• _Description of the task_
The records below are made of lines; count those holding the word "group" and give the number only.

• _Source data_
* Start *

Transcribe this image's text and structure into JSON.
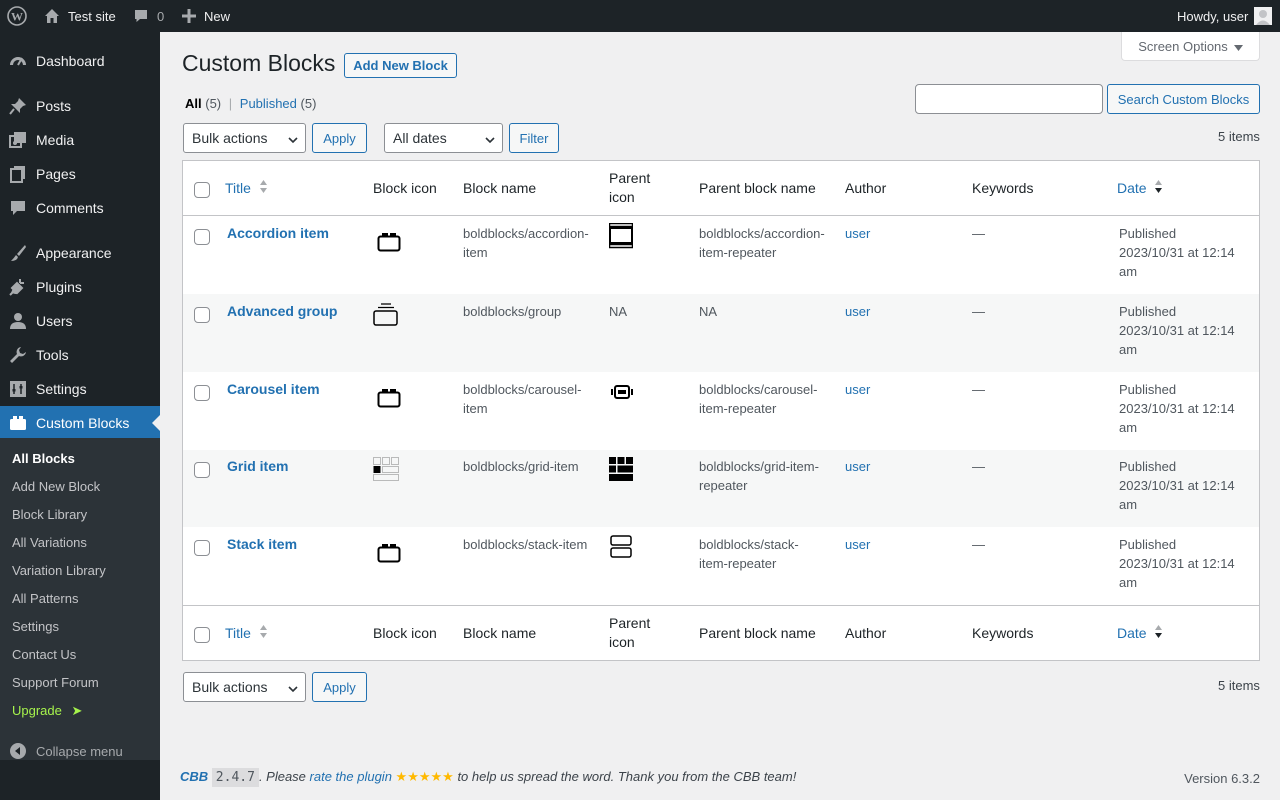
{
  "adminbar": {
    "site_name": "Test site",
    "comments_count": "0",
    "new_label": "New",
    "howdy": "Howdy, user"
  },
  "sidebar": {
    "items": [
      {
        "label": "Dashboard",
        "icon": "dashboard-icon"
      },
      {
        "label": "Posts",
        "icon": "pin-icon"
      },
      {
        "label": "Media",
        "icon": "media-icon"
      },
      {
        "label": "Pages",
        "icon": "pages-icon"
      },
      {
        "label": "Comments",
        "icon": "comment-icon"
      },
      {
        "label": "Appearance",
        "icon": "brush-icon"
      },
      {
        "label": "Plugins",
        "icon": "plug-icon"
      },
      {
        "label": "Users",
        "icon": "user-icon"
      },
      {
        "label": "Tools",
        "icon": "wrench-icon"
      },
      {
        "label": "Settings",
        "icon": "settings-icon"
      },
      {
        "label": "Custom Blocks",
        "icon": "block-icon"
      }
    ],
    "submenu": [
      "All Blocks",
      "Add New Block",
      "Block Library",
      "All Variations",
      "Variation Library",
      "All Patterns",
      "Settings",
      "Contact Us",
      "Support Forum",
      "Upgrade"
    ],
    "upgrade_arrow": "➤",
    "collapse_label": "Collapse menu"
  },
  "screen_options": "Screen Options",
  "page": {
    "title": "Custom Blocks",
    "add_new": "Add New Block",
    "filter_all": "All",
    "filter_all_count": "(5)",
    "filter_sep": "|",
    "filter_published": "Published",
    "filter_published_count": "(5)",
    "search_button": "Search Custom Blocks",
    "search_value": "",
    "bulk_actions": "Bulk actions",
    "apply": "Apply",
    "all_dates": "All dates",
    "filter": "Filter",
    "items_count": "5 items"
  },
  "table": {
    "columns": {
      "title": "Title",
      "block_icon": "Block icon",
      "block_name": "Block name",
      "parent_icon_1": "Parent",
      "parent_icon_2": "icon",
      "parent_block_name": "Parent block name",
      "author": "Author",
      "keywords": "Keywords",
      "date": "Date"
    },
    "rows": [
      {
        "title": "Accordion item",
        "block_icon": "block-icon",
        "block_name_1": "boldblocks/accordion-",
        "block_name_2": "item",
        "parent_icon": "accordion-repeater-icon",
        "parent_name_1": "boldblocks/accordion-",
        "parent_name_2": "item-repeater",
        "author": "user",
        "keywords": "—",
        "date_1": "Published",
        "date_2": "2023/10/31 at 12:14",
        "date_3": "am"
      },
      {
        "title": "Advanced group",
        "block_icon": "group-icon",
        "block_name_1": "boldblocks/group",
        "block_name_2": "",
        "parent_icon": "NA",
        "parent_name_1": "NA",
        "parent_name_2": "",
        "author": "user",
        "keywords": "—",
        "date_1": "Published",
        "date_2": "2023/10/31 at 12:14",
        "date_3": "am"
      },
      {
        "title": "Carousel item",
        "block_icon": "block-icon",
        "block_name_1": "boldblocks/carousel-",
        "block_name_2": "item",
        "parent_icon": "carousel-repeater-icon",
        "parent_name_1": "boldblocks/carousel-",
        "parent_name_2": "item-repeater",
        "author": "user",
        "keywords": "—",
        "date_1": "Published",
        "date_2": "2023/10/31 at 12:14",
        "date_3": "am"
      },
      {
        "title": "Grid item",
        "block_icon": "grid-item-icon",
        "block_name_1": "boldblocks/grid-item",
        "block_name_2": "",
        "parent_icon": "grid-repeater-icon",
        "parent_name_1": "boldblocks/grid-item-",
        "parent_name_2": "repeater",
        "author": "user",
        "keywords": "—",
        "date_1": "Published",
        "date_2": "2023/10/31 at 12:14",
        "date_3": "am"
      },
      {
        "title": "Stack item",
        "block_icon": "block-icon",
        "block_name_1": "boldblocks/stack-item",
        "block_name_2": "",
        "parent_icon": "stack-repeater-icon",
        "parent_name_1": "boldblocks/stack-",
        "parent_name_2": "item-repeater",
        "author": "user",
        "keywords": "—",
        "date_1": "Published",
        "date_2": "2023/10/31 at 12:14",
        "date_3": "am"
      }
    ]
  },
  "footer": {
    "cbb": "CBB",
    "version_badge": "2.4.7",
    "text_1": ". Please ",
    "rate_link": "rate the plugin",
    "stars": " ★★★★★",
    "text_2": " to help us spread the word. Thank you from the CBB team!",
    "wp_version": "Version 6.3.2"
  },
  "colors": {
    "accent": "#2271b1",
    "admin_bg": "#1d2327",
    "upgrade": "#a6f34c",
    "stars": "#ffb900"
  }
}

* End *

• _Exercise response_
3